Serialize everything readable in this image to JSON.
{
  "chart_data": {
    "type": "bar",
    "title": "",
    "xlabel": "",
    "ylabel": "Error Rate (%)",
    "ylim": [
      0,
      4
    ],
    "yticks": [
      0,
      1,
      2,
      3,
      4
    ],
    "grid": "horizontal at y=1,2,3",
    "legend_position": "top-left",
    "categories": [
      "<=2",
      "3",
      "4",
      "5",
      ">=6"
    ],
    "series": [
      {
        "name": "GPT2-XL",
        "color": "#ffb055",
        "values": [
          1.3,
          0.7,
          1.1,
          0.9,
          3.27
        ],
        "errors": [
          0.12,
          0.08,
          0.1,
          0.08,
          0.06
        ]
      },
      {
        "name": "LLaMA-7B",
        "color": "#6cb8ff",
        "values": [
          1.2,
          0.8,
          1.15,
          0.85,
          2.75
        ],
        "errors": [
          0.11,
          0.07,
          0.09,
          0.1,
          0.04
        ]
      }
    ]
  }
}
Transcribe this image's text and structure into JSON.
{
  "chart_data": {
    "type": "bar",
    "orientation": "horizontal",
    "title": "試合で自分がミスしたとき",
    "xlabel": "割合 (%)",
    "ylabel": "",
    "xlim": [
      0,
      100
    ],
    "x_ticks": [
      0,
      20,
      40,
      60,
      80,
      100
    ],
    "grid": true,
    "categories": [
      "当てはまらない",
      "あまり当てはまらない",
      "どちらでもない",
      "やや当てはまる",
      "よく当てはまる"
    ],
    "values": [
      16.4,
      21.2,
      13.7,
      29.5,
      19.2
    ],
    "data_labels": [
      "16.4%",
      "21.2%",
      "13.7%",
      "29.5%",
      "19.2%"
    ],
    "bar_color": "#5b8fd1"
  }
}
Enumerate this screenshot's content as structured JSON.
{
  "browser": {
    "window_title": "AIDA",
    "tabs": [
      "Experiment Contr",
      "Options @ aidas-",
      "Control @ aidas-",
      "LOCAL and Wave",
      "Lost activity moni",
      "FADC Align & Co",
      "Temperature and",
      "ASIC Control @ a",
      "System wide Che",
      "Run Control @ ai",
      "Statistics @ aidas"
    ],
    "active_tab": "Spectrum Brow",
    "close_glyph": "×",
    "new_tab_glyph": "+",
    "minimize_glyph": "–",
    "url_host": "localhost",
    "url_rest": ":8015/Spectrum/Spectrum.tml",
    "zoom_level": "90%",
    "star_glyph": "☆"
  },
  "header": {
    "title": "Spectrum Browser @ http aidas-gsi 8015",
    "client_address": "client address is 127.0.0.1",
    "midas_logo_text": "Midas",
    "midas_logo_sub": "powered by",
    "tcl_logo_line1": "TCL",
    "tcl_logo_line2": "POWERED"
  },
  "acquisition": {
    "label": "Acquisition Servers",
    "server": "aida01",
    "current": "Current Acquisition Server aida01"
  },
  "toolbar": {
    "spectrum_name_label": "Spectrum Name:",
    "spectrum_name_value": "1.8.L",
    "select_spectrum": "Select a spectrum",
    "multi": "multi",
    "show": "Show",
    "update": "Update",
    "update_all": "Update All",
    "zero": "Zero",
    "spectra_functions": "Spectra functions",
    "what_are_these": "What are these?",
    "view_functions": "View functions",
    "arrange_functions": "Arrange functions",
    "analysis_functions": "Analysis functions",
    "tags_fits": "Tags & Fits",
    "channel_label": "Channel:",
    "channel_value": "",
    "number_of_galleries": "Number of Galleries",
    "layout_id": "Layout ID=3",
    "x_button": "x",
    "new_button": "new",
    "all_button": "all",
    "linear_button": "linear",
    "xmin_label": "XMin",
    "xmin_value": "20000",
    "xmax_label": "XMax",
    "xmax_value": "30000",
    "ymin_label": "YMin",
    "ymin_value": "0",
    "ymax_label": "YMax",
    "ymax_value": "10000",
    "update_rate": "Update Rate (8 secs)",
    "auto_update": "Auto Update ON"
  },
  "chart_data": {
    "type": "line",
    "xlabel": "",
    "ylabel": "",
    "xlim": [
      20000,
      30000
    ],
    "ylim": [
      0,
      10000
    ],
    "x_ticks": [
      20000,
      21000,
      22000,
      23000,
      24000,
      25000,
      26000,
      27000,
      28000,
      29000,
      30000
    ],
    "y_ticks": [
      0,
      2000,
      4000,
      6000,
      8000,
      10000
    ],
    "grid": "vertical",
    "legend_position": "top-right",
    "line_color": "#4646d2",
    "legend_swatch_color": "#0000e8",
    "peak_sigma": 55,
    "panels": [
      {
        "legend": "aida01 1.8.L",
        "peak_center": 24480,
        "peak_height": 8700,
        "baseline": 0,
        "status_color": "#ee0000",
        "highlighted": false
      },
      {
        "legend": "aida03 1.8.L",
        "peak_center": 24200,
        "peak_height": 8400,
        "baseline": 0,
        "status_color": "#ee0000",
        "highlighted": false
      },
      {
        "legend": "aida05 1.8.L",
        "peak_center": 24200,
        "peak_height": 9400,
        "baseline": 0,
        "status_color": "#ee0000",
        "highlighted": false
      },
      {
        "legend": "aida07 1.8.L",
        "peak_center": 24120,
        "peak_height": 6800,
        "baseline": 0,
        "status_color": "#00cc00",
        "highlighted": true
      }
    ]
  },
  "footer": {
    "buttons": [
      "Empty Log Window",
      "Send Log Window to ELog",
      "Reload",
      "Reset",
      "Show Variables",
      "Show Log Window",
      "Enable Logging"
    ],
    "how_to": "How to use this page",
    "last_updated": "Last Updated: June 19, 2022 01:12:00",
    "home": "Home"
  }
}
######
• [Written exercise]: Write an exact transcription of every entry above.

• [Task result]:
Serialize everything readable in this image to JSON.
{
  "chart_data": {
    "type": "bar",
    "title": "",
    "xlabel": "",
    "ylabel": "Error Rate (%)",
    "ylim": [
      0,
      4
    ],
    "yticks": [
      0,
      1,
      2,
      3,
      4
    ],
    "grid": "horizontal at y=1,2,3",
    "legend_position": "top-left",
    "categories": [
      "<=2",
      "3",
      "4",
      "5",
      ">=6"
    ],
    "series": [
      {
        "name": "GPT2-XL",
        "color": "#ffb055",
        "values": [
          1.3,
          0.7,
          1.1,
          0.9,
          3.27
        ],
        "errors": [
          0.12,
          0.08,
          0.1,
          0.08,
          0.06
        ]
      },
      {
        "name": "LLaMA-7B",
        "color": "#6cb8ff",
        "values": [
          1.2,
          0.8,
          1.15,
          0.85,
          2.75
        ],
        "errors": [
          0.11,
          0.07,
          0.09,
          0.1,
          0.04
        ]
      }
    ]
  }
}
Transcribe this image's text and structure into JSON.
{
  "chart_data": {
    "type": "bar",
    "orientation": "horizontal",
    "title": "試合で自分がミスしたとき",
    "xlabel": "割合 (%)",
    "ylabel": "",
    "xlim": [
      0,
      100
    ],
    "x_ticks": [
      0,
      20,
      40,
      60,
      80,
      100
    ],
    "grid": true,
    "categories": [
      "当てはまらない",
      "あまり当てはまらない",
      "どちらでもない",
      "やや当てはまる",
      "よく当てはまる"
    ],
    "values": [
      16.4,
      21.2,
      13.7,
      29.5,
      19.2
    ],
    "data_labels": [
      "16.4%",
      "21.2%",
      "13.7%",
      "29.5%",
      "19.2%"
    ],
    "bar_color": "#5b8fd1"
  }
}
Enumerate this screenshot's content as structured JSON.
{
  "browser": {
    "window_title": "AIDA",
    "tabs": [
      "Experiment Contr",
      "Options @ aidas-",
      "Control @ aidas-",
      "LOCAL and Wave",
      "Lost activity moni",
      "FADC Align & Co",
      "Temperature and",
      "ASIC Control @ a",
      "System wide Che",
      "Run Control @ ai",
      "Statistics @ aidas"
    ],
    "active_tab": "Spectrum Brow",
    "close_glyph": "×",
    "new_tab_glyph": "+",
    "minimize_glyph": "–",
    "url_host": "localhost",
    "url_rest": ":8015/Spectrum/Spectrum.tml",
    "zoom_level": "90%",
    "star_glyph": "☆"
  },
  "header": {
    "title": "Spectrum Browser @ http aidas-gsi 8015",
    "client_address": "client address is 127.0.0.1",
    "midas_logo_text": "Midas",
    "midas_logo_sub": "powered by",
    "tcl_logo_line1": "TCL",
    "tcl_logo_line2": "POWERED"
  },
  "acquisition": {
    "label": "Acquisition Servers",
    "server": "aida01",
    "current": "Current Acquisition Server aida01"
  },
  "toolbar": {
    "spectrum_name_label": "Spectrum Name:",
    "spectrum_name_value": "1.8.L",
    "select_spectrum": "Select a spectrum",
    "multi": "multi",
    "show": "Show",
    "update": "Update",
    "update_all": "Update All",
    "zero": "Zero",
    "spectra_functions": "Spectra functions",
    "what_are_these": "What are these?",
    "view_functions": "View functions",
    "arrange_functions": "Arrange functions",
    "analysis_functions": "Analysis functions",
    "tags_fits": "Tags & Fits",
    "channel_label": "Channel:",
    "channel_value": "",
    "number_of_galleries": "Number of Galleries",
    "layout_id": "Layout ID=3",
    "x_button": "x",
    "new_button": "new",
    "all_button": "all",
    "linear_button": "linear",
    "xmin_label": "XMin",
    "xmin_value": "20000",
    "xmax_label": "XMax",
    "xmax_value": "30000",
    "ymin_label": "YMin",
    "ymin_value": "0",
    "ymax_label": "YMax",
    "ymax_value": "10000",
    "update_rate": "Update Rate (8 secs)",
    "auto_update": "Auto Update ON"
  },
  "chart_data": {
    "type": "line",
    "xlabel": "",
    "ylabel": "",
    "xlim": [
      20000,
      30000
    ],
    "ylim": [
      0,
      10000
    ],
    "x_ticks": [
      20000,
      21000,
      22000,
      23000,
      24000,
      25000,
      26000,
      27000,
      28000,
      29000,
      30000
    ],
    "y_ticks": [
      0,
      2000,
      4000,
      6000,
      8000,
      10000
    ],
    "grid": "vertical",
    "legend_position": "top-right",
    "line_color": "#4646d2",
    "legend_swatch_color": "#0000e8",
    "peak_sigma": 55,
    "panels": [
      {
        "legend": "aida01 1.8.L",
        "peak_center": 24480,
        "peak_height": 8700,
        "baseline": 0,
        "status_color": "#ee0000",
        "highlighted": false
      },
      {
        "legend": "aida03 1.8.L",
        "peak_center": 24200,
        "peak_height": 8400,
        "baseline": 0,
        "status_color": "#ee0000",
        "highlighted": false
      },
      {
        "legend": "aida05 1.8.L",
        "peak_center": 24200,
        "peak_height": 9400,
        "baseline": 0,
        "status_color": "#ee0000",
        "highlighted": false
      },
      {
        "legend": "aida07 1.8.L",
        "peak_center": 24120,
        "peak_height": 6800,
        "baseline": 0,
        "status_color": "#00cc00",
        "highlighted": true
      }
    ]
  },
  "footer": {
    "buttons": [
      "Empty Log Window",
      "Send Log Window to ELog",
      "Reload",
      "Reset",
      "Show Variables",
      "Show Log Window",
      "Enable Logging"
    ],
    "how_to": "How to use this page",
    "last_updated": "Last Updated: June 19, 2022 01:12:00",
    "home": "Home"
  }
}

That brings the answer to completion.